Dataset rows
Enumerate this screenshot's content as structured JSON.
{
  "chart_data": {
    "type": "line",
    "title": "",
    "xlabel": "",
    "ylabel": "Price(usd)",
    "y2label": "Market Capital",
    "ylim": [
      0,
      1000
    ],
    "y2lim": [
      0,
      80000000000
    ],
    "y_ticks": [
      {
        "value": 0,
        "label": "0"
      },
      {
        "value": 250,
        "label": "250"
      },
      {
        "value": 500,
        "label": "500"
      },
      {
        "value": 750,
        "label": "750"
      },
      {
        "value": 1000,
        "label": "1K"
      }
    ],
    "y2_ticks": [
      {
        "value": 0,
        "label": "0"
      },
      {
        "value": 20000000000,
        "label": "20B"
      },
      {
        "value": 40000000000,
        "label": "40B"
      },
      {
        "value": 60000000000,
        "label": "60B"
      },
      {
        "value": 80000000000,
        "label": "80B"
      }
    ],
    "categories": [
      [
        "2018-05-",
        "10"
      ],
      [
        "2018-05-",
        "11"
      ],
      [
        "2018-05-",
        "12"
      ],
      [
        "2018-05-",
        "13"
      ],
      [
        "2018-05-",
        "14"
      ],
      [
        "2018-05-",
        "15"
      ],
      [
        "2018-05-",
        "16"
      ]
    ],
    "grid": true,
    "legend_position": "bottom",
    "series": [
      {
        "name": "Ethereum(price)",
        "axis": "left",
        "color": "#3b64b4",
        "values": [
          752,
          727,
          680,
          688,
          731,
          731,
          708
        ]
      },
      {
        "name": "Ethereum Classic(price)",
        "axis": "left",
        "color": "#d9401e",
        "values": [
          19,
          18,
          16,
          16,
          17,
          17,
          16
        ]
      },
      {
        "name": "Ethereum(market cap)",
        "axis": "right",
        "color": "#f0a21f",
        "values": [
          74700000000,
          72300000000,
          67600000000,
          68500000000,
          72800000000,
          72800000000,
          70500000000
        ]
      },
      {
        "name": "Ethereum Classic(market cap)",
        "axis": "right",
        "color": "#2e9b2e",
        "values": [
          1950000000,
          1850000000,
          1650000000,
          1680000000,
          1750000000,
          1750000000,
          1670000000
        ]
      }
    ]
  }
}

--- YOUR OBJECTIVE ---
In the entries above, find every line with the word "name" and list it.

--- THE RESULT ---
        "name": "Ethereum(price)",
        "name": "Ethereum Classic(price)",
        "name": "Ethereum(market cap)",
        "name": "Ethereum Classic(market cap)",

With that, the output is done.